▶ [Required task]: Reproduce all entries verbatim, with nothing added or dropped.

Records from a data source
+===+
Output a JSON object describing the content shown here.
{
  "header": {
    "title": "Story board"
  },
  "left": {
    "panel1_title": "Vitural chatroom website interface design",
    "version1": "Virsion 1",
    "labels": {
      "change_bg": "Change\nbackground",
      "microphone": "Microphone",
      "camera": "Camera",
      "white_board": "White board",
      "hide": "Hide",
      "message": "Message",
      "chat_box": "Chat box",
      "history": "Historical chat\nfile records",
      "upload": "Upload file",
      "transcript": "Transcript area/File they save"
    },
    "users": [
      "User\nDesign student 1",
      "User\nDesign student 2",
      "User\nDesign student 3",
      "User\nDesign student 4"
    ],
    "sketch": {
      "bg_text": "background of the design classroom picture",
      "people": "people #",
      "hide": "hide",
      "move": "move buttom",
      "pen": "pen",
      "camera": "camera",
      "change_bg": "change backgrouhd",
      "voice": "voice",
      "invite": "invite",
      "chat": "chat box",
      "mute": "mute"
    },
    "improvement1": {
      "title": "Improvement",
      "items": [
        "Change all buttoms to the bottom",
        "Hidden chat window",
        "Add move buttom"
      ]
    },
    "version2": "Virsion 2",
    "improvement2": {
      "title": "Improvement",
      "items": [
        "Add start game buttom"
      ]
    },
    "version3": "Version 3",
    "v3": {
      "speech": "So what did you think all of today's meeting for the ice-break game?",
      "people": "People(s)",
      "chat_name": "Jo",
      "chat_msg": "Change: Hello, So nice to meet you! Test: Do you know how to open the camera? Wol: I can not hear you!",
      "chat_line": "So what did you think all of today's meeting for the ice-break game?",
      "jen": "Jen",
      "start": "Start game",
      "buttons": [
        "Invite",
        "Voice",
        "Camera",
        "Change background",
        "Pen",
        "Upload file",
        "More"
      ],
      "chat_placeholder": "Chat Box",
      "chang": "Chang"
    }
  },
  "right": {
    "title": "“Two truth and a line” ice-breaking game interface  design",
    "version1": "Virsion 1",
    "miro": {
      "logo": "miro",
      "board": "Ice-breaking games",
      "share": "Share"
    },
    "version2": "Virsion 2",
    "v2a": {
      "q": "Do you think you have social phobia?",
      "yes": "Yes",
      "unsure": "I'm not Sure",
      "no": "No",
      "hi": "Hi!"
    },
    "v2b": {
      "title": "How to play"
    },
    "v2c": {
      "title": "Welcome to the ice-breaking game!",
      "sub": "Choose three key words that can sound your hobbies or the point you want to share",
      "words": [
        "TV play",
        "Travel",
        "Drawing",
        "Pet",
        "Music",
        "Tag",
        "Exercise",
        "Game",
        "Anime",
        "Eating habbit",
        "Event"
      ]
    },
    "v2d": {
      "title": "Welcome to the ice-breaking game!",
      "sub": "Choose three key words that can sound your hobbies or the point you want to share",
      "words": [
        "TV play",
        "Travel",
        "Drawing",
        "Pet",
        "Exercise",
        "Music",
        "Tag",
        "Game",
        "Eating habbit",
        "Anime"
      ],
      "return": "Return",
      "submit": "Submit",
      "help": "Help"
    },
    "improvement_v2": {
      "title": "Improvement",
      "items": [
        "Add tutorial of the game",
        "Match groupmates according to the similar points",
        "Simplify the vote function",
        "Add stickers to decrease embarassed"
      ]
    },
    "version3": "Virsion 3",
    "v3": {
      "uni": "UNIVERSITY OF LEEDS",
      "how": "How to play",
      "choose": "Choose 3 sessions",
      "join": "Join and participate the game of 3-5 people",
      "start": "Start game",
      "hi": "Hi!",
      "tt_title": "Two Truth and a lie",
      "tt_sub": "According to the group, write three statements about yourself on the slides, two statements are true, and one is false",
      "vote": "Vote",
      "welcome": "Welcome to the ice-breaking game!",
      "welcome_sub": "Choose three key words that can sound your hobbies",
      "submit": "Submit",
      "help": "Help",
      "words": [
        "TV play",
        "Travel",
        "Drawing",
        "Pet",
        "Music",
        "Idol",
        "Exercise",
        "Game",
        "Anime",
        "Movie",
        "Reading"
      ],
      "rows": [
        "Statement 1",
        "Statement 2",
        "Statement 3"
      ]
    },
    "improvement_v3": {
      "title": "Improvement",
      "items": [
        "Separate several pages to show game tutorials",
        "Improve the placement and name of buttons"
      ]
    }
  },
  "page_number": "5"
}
+===+
▶ [Solution to the problem]:
Output a JSON object describing the content shown here.
{
  "header": {
    "title": "Story board"
  },
  "left": {
    "panel1_title": "Vitural chatroom website interface design",
    "version1": "Virsion 1",
    "labels": {
      "change_bg": "Change\nbackground",
      "microphone": "Microphone",
      "camera": "Camera",
      "white_board": "White board",
      "hide": "Hide",
      "message": "Message",
      "chat_box": "Chat box",
      "history": "Historical chat\nfile records",
      "upload": "Upload file",
      "transcript": "Transcript area/File they save"
    },
    "users": [
      "User\nDesign student 1",
      "User\nDesign student 2",
      "User\nDesign student 3",
      "User\nDesign student 4"
    ],
    "sketch": {
      "bg_text": "background of the design classroom picture",
      "people": "people #",
      "hide": "hide",
      "move": "move buttom",
      "pen": "pen",
      "camera": "camera",
      "change_bg": "change backgrouhd",
      "voice": "voice",
      "invite": "invite",
      "chat": "chat box",
      "mute": "mute"
    },
    "improvement1": {
      "title": "Improvement",
      "items": [
        "Change all buttoms to the bottom",
        "Hidden chat window",
        "Add move buttom"
      ]
    },
    "version2": "Virsion 2",
    "improvement2": {
      "title": "Improvement",
      "items": [
        "Add start game buttom"
      ]
    },
    "version3": "Version 3",
    "v3": {
      "speech": "So what did you think all of today's meeting for the ice-break game?",
      "people": "People(s)",
      "chat_name": "Jo",
      "chat_msg": "Change: Hello, So nice to meet you! Test: Do you know how to open the camera? Wol: I can not hear you!",
      "chat_line": "So what did you think all of today's meeting for the ice-break game?",
      "jen": "Jen",
      "start": "Start game",
      "buttons": [
        "Invite",
        "Voice",
        "Camera",
        "Change background",
        "Pen",
        "Upload file",
        "More"
      ],
      "chat_placeholder": "Chat Box",
      "chang": "Chang"
    }
  },
  "right": {
    "title": "“Two truth and a line” ice-breaking game interface  design",
    "version1": "Virsion 1",
    "miro": {
      "logo": "miro",
      "board": "Ice-breaking games",
      "share": "Share"
    },
    "version2": "Virsion 2",
    "v2a": {
      "q": "Do you think you have social phobia?",
      "yes": "Yes",
      "unsure": "I'm not Sure",
      "no": "No",
      "hi": "Hi!"
    },
    "v2b": {
      "title": "How to play"
    },
    "v2c": {
      "title": "Welcome to the ice-breaking game!",
      "sub": "Choose three key words that can sound your hobbies or the point you want to share",
      "words": [
        "TV play",
        "Travel",
        "Drawing",
        "Pet",
        "Music",
        "Tag",
        "Exercise",
        "Game",
        "Anime",
        "Eating habbit",
        "Event"
      ]
    },
    "v2d": {
      "title": "Welcome to the ice-breaking game!",
      "sub": "Choose three key words that can sound your hobbies or the point you want to share",
      "words": [
        "TV play",
        "Travel",
        "Drawing",
        "Pet",
        "Exercise",
        "Music",
        "Tag",
        "Game",
        "Eating habbit",
        "Anime"
      ],
      "return": "Return",
      "submit": "Submit",
      "help": "Help"
    },
    "improvement_v2": {
      "title": "Improvement",
      "items": [
        "Add tutorial of the game",
        "Match groupmates according to the similar points",
        "Simplify the vote function",
        "Add stickers to decrease embarassed"
      ]
    },
    "version3": "Virsion 3",
    "v3": {
      "uni": "UNIVERSITY OF LEEDS",
      "how": "How to play",
      "choose": "Choose 3 sessions",
      "join": "Join and participate the game of 3-5 people",
      "start": "Start game",
      "hi": "Hi!",
      "tt_title": "Two Truth and a lie",
      "tt_sub": "According to the group, write three statements about yourself on the slides, two statements are true, and one is false",
      "vote": "Vote",
      "welcome": "Welcome to the ice-breaking game!",
      "welcome_sub": "Choose three key words that can sound your hobbies",
      "submit": "Submit",
      "help": "Help",
      "words": [
        "TV play",
        "Travel",
        "Drawing",
        "Pet",
        "Music",
        "Idol",
        "Exercise",
        "Game",
        "Anime",
        "Movie",
        "Reading"
      ],
      "rows": [
        "Statement 1",
        "Statement 2",
        "Statement 3"
      ]
    },
    "improvement_v3": {
      "title": "Improvement",
      "items": [
        "Separate several pages to show game tutorials",
        "Improve the placement and name of buttons"
      ]
    }
  },
  "page_number": "5"
}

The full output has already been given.